— START Exercise inputs —

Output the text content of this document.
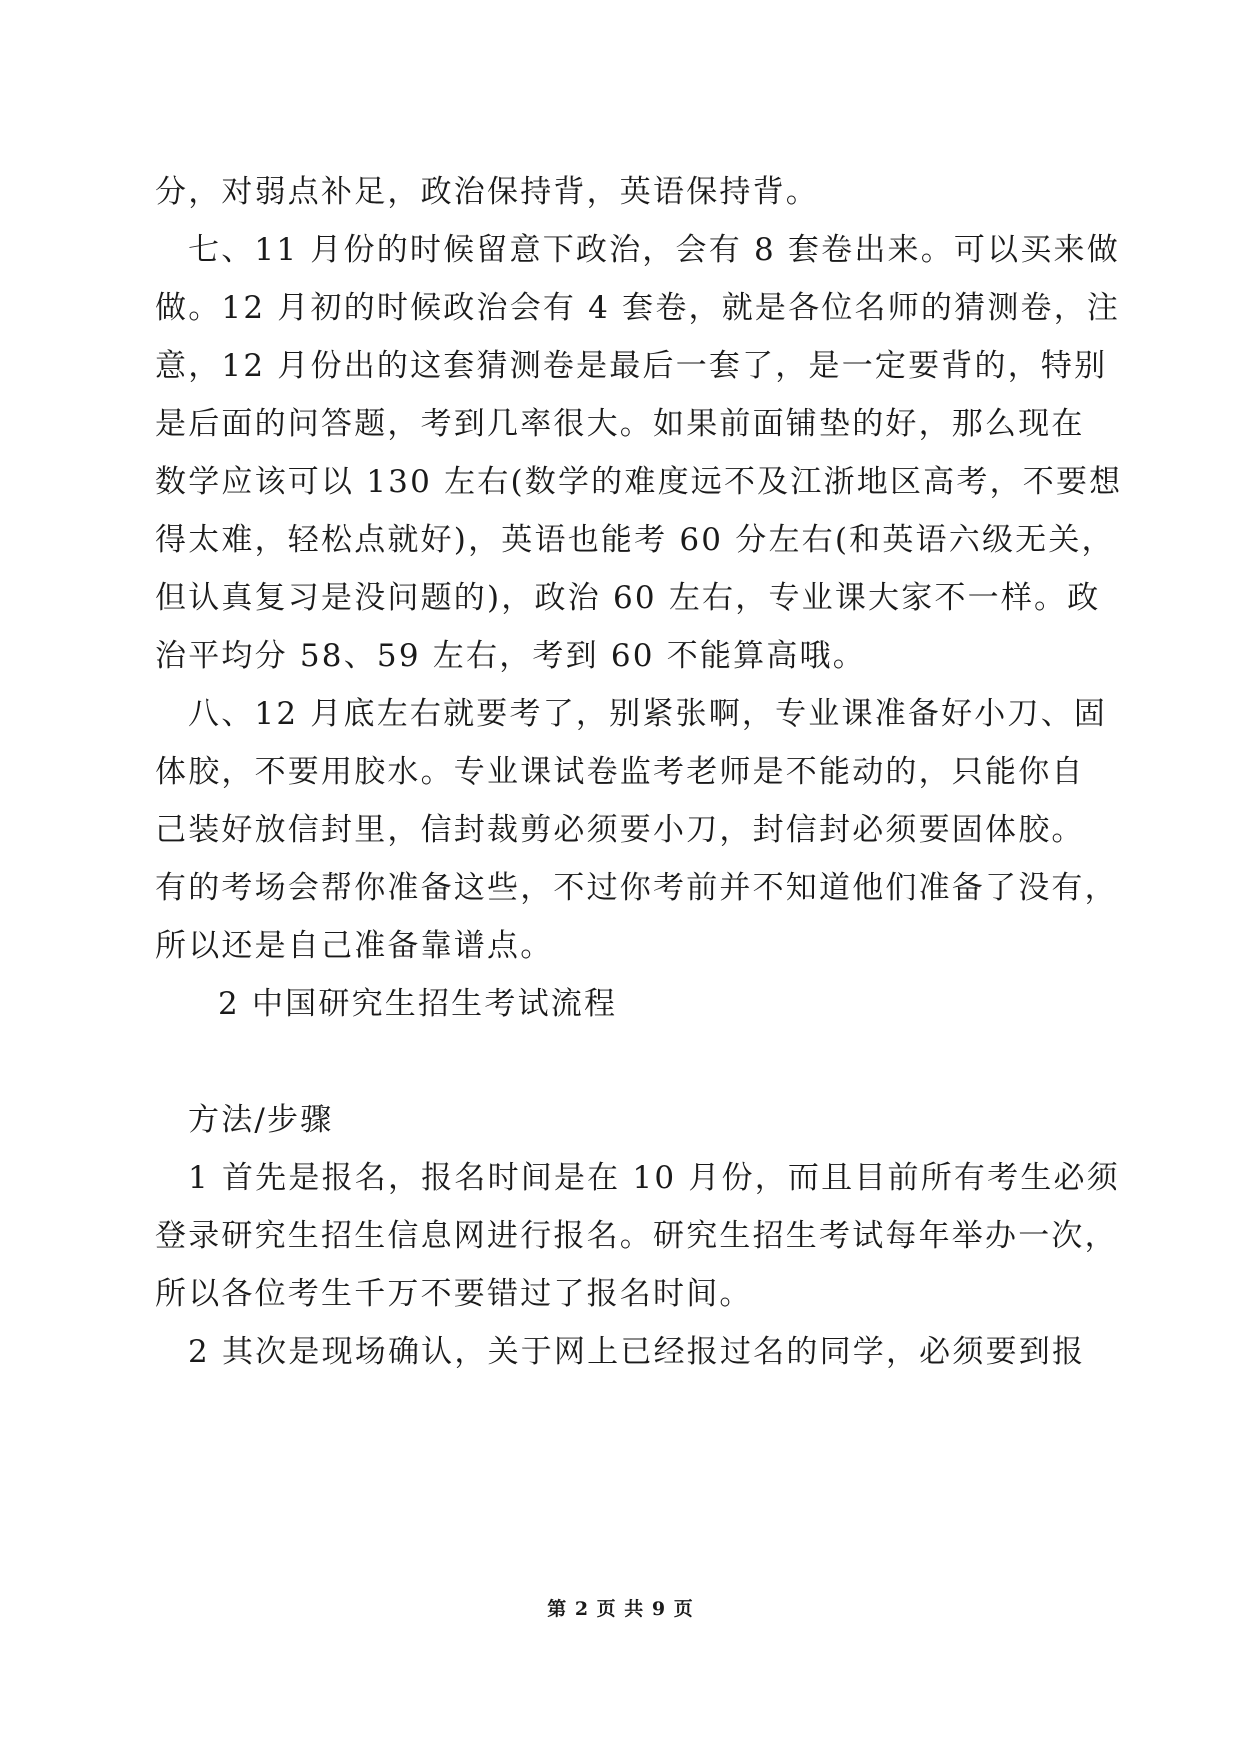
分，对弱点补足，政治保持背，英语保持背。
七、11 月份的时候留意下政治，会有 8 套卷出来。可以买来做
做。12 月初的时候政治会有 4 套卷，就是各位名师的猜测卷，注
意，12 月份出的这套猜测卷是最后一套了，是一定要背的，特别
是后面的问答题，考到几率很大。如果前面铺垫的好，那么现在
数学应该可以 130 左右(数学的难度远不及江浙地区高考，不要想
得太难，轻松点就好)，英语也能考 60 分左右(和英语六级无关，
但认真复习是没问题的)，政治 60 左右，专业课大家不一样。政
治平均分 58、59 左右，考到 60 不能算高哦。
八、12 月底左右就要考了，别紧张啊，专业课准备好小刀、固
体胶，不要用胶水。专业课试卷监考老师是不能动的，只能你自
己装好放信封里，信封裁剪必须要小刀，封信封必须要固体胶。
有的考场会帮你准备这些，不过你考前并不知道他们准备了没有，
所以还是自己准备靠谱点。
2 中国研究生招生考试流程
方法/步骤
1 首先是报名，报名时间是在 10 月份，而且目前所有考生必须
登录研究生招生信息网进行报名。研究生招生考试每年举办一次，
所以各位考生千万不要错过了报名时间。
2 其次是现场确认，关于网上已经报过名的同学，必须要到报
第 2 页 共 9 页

— END Exercise inputs —

=== Set problem ===
Pictures in the records should not appear in your copy, but everything else must be transcribed exactly.

=== Response below ===
Output the text content of this document.
分，对弱点补足，政治保持背，英语保持背。
七、11 月份的时候留意下政治，会有 8 套卷出来。可以买来做
做。12 月初的时候政治会有 4 套卷，就是各位名师的猜测卷，注
意，12 月份出的这套猜测卷是最后一套了，是一定要背的，特别
是后面的问答题，考到几率很大。如果前面铺垫的好，那么现在
数学应该可以 130 左右(数学的难度远不及江浙地区高考，不要想
得太难，轻松点就好)，英语也能考 60 分左右(和英语六级无关，
但认真复习是没问题的)，政治 60 左右，专业课大家不一样。政
治平均分 58、59 左右，考到 60 不能算高哦。
八、12 月底左右就要考了，别紧张啊，专业课准备好小刀、固
体胶，不要用胶水。专业课试卷监考老师是不能动的，只能你自
己装好放信封里，信封裁剪必须要小刀，封信封必须要固体胶。
有的考场会帮你准备这些，不过你考前并不知道他们准备了没有，
所以还是自己准备靠谱点。
2 中国研究生招生考试流程
方法/步骤
1 首先是报名，报名时间是在 10 月份，而且目前所有考生必须
登录研究生招生信息网进行报名。研究生招生考试每年举办一次，
所以各位考生千万不要错过了报名时间。
2 其次是现场确认，关于网上已经报过名的同学，必须要到报
第 2 页 共 9 页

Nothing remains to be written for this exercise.